== TASK BRIEF ==
Extend the passage on assessing the fabric hand of softener-treated textiles, picking up after its last sentence.

== PASSAGE TO READ ==
[Start]
To assess the fabric hand, the textile material, made of wool, cotton, 50:3 polyester/cotton and polyester, is treated for about 10 minutes with a liquor comprising tap water (about 9° German hardness and a temperature of 15°-20° C.) and the novel dispersion. The concentration of the compounds according to the present invention in the liquor is 0.025% by weight, based on the total active ingredient. The dried textiles were checked by nine people with experience in the assessment of the softness of textiles in respect of their soft fabric hand and assessed against textiles which had either not been treated with fabric softeners or which had been treated with a commercially available fabric softener. The assessments are rated according to a graduated points system, the final reported result being the arithmetic average. After drying, the textile material thus treated has an excellent soft fluffy fabric hand, and compared with commercially available agents, a much improved remoisture capability.
[End]
== SUPPLIED DATA ==
[Start]
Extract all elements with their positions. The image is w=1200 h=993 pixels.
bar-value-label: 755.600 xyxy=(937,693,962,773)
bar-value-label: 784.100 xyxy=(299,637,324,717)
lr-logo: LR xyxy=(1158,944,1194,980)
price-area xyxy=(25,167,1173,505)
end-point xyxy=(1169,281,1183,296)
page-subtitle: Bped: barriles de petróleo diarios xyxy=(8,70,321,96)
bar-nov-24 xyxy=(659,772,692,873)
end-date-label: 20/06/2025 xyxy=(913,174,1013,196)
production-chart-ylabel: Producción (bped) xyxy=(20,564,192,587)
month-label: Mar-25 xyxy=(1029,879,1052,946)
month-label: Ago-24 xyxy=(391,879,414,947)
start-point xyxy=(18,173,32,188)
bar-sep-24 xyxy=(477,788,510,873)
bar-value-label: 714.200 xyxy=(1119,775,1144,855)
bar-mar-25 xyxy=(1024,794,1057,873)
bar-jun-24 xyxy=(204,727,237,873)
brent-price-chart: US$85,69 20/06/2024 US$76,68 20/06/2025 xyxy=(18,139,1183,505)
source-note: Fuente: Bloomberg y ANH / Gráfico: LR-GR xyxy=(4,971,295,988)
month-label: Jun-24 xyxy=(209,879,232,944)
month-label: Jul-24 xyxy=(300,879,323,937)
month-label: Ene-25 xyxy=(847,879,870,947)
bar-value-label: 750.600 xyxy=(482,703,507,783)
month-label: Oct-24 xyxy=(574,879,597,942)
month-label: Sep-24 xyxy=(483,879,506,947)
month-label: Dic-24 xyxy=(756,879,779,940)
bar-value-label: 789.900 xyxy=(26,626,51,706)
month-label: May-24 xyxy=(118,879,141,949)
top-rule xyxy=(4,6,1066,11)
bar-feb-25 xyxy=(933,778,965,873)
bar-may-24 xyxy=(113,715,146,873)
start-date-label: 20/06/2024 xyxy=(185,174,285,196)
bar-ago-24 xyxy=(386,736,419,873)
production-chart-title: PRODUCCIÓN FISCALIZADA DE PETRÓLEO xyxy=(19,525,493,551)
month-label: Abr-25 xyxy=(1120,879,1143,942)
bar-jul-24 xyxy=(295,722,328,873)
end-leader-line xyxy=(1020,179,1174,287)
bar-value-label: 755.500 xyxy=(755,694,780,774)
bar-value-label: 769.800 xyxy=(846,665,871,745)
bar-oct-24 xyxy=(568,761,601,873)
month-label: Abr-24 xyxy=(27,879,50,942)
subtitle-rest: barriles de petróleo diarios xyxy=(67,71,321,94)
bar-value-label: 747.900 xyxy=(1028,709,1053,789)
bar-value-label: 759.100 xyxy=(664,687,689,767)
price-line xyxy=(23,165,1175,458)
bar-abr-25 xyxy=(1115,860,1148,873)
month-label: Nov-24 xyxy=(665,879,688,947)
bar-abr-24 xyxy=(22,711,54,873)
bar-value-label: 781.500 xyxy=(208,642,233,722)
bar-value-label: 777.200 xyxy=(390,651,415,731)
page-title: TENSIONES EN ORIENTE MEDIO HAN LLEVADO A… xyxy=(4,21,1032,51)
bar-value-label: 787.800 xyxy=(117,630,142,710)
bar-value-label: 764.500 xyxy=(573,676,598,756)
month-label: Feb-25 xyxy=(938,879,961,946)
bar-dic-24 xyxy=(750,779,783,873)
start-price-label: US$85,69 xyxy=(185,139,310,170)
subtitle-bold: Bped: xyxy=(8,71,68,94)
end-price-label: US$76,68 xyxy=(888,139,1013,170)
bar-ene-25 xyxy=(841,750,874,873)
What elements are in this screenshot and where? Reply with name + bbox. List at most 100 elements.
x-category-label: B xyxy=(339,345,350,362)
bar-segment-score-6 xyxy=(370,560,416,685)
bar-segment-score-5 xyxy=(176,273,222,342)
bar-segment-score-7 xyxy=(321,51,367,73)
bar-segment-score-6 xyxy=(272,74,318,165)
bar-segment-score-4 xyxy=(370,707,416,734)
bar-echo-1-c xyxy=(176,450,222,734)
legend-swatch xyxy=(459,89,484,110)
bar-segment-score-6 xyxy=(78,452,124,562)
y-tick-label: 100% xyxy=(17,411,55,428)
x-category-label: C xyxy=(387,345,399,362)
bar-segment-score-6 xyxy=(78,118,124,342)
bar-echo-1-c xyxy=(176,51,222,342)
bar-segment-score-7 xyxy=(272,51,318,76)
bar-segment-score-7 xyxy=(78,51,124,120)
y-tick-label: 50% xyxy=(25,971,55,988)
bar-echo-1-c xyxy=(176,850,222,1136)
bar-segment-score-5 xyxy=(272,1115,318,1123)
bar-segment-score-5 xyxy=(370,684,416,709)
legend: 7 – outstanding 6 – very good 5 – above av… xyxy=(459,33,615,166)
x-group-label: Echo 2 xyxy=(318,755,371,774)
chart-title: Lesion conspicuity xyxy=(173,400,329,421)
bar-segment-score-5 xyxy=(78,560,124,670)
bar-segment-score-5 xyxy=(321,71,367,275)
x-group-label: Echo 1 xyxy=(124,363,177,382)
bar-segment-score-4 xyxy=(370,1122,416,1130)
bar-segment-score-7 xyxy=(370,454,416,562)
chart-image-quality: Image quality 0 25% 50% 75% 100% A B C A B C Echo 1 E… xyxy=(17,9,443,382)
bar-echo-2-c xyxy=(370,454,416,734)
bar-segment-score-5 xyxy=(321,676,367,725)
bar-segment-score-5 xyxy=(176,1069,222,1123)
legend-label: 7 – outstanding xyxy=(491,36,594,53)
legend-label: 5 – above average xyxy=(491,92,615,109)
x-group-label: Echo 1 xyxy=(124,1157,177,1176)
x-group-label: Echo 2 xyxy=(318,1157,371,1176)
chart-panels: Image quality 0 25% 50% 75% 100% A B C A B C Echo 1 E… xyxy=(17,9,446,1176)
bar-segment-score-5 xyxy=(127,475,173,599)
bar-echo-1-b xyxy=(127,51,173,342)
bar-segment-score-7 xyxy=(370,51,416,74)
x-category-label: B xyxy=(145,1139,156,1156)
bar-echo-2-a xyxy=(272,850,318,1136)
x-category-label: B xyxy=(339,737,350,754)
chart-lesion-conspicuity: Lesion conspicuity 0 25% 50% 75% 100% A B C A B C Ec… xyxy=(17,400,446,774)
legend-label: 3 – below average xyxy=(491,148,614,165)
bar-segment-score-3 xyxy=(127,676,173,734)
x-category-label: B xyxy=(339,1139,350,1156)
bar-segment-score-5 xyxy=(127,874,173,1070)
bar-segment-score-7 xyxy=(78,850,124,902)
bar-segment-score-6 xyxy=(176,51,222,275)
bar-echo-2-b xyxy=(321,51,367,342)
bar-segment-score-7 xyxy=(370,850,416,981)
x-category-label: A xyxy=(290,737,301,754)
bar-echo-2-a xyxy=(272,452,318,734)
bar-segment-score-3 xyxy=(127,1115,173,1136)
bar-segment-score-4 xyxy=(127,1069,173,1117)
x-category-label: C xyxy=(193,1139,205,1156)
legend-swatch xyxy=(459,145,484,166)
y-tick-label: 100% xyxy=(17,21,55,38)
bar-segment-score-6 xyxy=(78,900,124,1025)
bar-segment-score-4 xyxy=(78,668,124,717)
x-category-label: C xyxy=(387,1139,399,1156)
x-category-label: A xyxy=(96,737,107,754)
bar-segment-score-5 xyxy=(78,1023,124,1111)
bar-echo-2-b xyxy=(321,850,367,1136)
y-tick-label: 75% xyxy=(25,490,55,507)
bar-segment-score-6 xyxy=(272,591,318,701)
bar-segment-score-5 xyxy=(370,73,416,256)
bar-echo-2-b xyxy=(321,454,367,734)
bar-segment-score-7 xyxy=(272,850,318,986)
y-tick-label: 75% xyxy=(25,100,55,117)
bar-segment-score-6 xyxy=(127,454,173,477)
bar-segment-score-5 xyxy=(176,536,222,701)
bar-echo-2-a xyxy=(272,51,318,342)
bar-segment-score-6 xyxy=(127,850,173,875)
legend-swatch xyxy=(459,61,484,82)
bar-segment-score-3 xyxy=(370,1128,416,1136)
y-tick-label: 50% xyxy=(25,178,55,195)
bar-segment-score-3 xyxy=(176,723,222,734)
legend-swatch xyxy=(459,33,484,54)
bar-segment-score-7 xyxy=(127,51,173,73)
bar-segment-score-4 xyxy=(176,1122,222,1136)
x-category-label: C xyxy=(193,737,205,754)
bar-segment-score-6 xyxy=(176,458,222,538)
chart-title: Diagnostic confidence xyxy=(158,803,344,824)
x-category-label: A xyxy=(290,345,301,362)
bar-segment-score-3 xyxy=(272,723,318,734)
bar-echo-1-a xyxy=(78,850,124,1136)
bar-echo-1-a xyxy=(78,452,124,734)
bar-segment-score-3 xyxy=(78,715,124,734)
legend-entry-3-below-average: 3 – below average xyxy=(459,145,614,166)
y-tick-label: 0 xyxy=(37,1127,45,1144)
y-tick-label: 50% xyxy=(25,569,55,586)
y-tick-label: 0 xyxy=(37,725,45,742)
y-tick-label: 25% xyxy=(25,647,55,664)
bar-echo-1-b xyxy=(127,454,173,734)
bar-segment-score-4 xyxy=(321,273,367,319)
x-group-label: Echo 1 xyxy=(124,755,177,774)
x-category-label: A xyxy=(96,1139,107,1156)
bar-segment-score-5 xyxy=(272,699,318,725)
[End]
== ANSWER TO THE PROBLEM ==
The remoisture capability is measured on the lines of German Standard Specification DIN 53 924, except that the strips of fabric (test pieces) are 1.5 cm in width.
Aside from their use in final-rinse fabric softeners the compounds according to the present invention can be used with success in hair and body care agents, in household and industrial cleaning agents and also in textile auxiliaries, in particular as softener/hand finish with hydrophilizing properties and high substantivity for the final finish of textiles.
In the examples which follow, the abbreviations used have the following meaning:
AN=acid number
TOT=total amine number
TERT=tertiary amine number
Cat. SO 3 =cationic substance.
These analytical values are determined by the following methods generally customary in this field:
Acid Number (AN)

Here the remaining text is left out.